▸ **The exercise**: Repeat the entries below exactly as they appear, with no pictures.

▸ **The records**:
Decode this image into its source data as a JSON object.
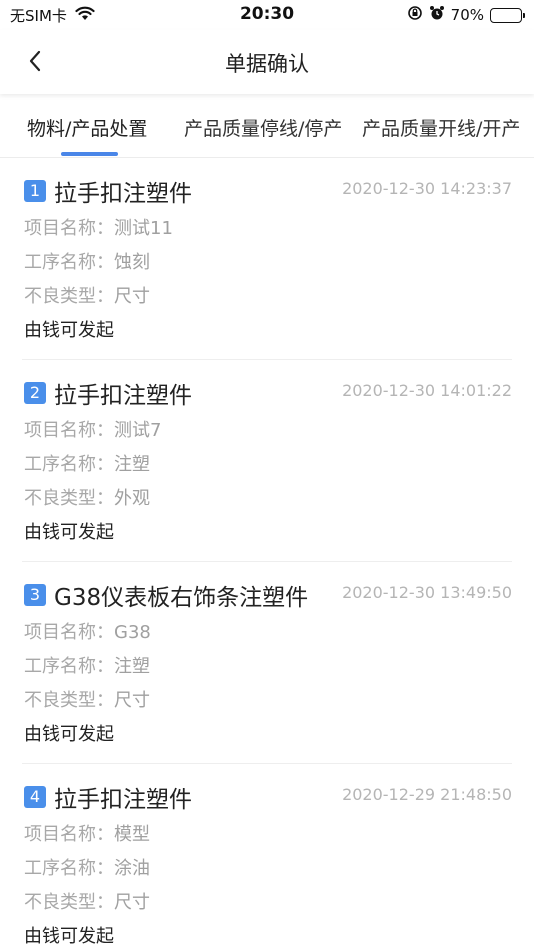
{
  "status_bar": {
    "carrier": "无SIM卡",
    "time": "20:30",
    "battery_percent": "70%",
    "battery_level": 0.7
  },
  "nav": {
    "title": "单据确认"
  },
  "tabs": [
    {
      "label": "物料/产品处置",
      "active": true
    },
    {
      "label": "产品质量停线/停产",
      "active": false
    },
    {
      "label": "产品质量开线/开产",
      "active": false
    }
  ],
  "field_labels": {
    "project": "项目名称：",
    "process": "工序名称：",
    "defect": "不良类型："
  },
  "items": [
    {
      "index": "1",
      "title": "拉手扣注塑件",
      "time": "2020-12-30 14:23:37",
      "project": "测试11",
      "process": "蚀刻",
      "defect": "尺寸",
      "initiator": "由钱可发起"
    },
    {
      "index": "2",
      "title": "拉手扣注塑件",
      "time": "2020-12-30 14:01:22",
      "project": "测试7",
      "process": "注塑",
      "defect": "外观",
      "initiator": "由钱可发起"
    },
    {
      "index": "3",
      "title": "G38仪表板右饰条注塑件",
      "time": "2020-12-30 13:49:50",
      "project": "G38",
      "process": "注塑",
      "defect": "尺寸",
      "initiator": "由钱可发起"
    },
    {
      "index": "4",
      "title": "拉手扣注塑件",
      "time": "2020-12-29 21:48:50",
      "project": "模型",
      "process": "涂油",
      "defect": "尺寸",
      "initiator": "由钱可发起"
    }
  ],
  "colors": {
    "accent": "#4a86e8",
    "index_badge": "#4a8fea",
    "muted_text": "#a8a8a8"
  }
}
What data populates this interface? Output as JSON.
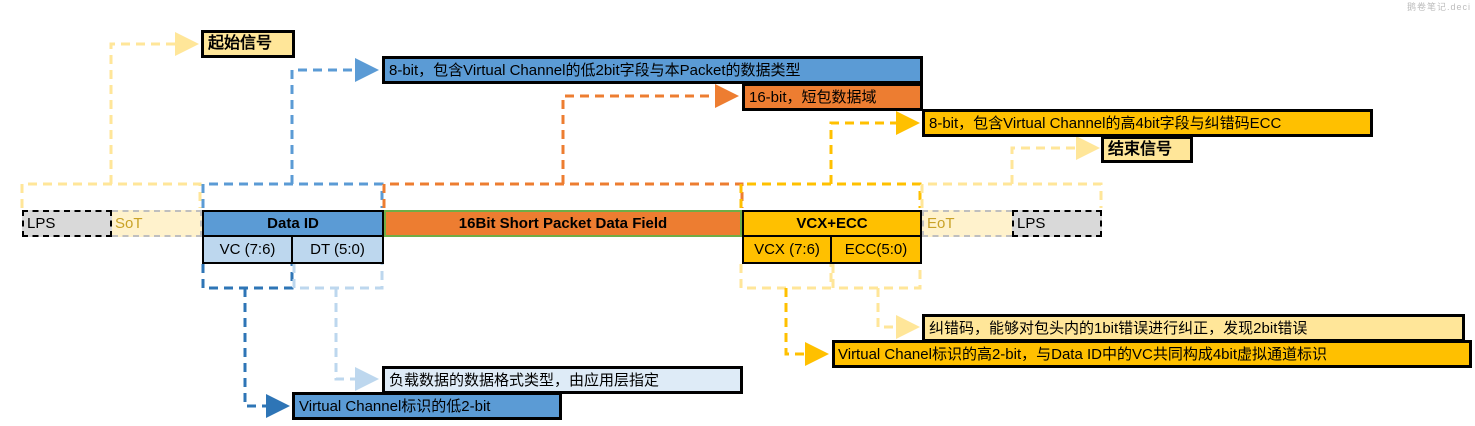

▸ **Correct result**:
Decode this image into its source data as a JSON object.
{
  "status_bar": {
    "carrier": "无SIM卡",
    "time": "20:30",
    "battery_percent": "70%",
    "battery_level": 0.7
  },
  "nav": {
    "title": "单据确认"
  },
  "tabs": [
    {
      "label": "物料/产品处置",
      "active": true
    },
    {
      "label": "产品质量停线/停产",
      "active": false
    },
    {
      "label": "产品质量开线/开产",
      "active": false
    }
  ],
  "field_labels": {
    "project": "项目名称：",
    "process": "工序名称：",
    "defect": "不良类型："
  },
  "items": [
    {
      "index": "1",
      "title": "拉手扣注塑件",
      "time": "2020-12-30 14:23:37",
      "project": "测试11",
      "process": "蚀刻",
      "defect": "尺寸",
      "initiator": "由钱可发起"
    },
    {
      "index": "2",
      "title": "拉手扣注塑件",
      "time": "2020-12-30 14:01:22",
      "project": "测试7",
      "process": "注塑",
      "defect": "外观",
      "initiator": "由钱可发起"
    },
    {
      "index": "3",
      "title": "G38仪表板右饰条注塑件",
      "time": "2020-12-30 13:49:50",
      "project": "G38",
      "process": "注塑",
      "defect": "尺寸",
      "initiator": "由钱可发起"
    },
    {
      "index": "4",
      "title": "拉手扣注塑件",
      "time": "2020-12-29 21:48:50",
      "project": "模型",
      "process": "涂油",
      "defect": "尺寸",
      "initiator": "由钱可发起"
    }
  ],
  "colors": {
    "accent": "#4a86e8",
    "index_badge": "#4a8fea",
    "muted_text": "#a8a8a8"
  }
}
What data populates this interface? Output as JSON.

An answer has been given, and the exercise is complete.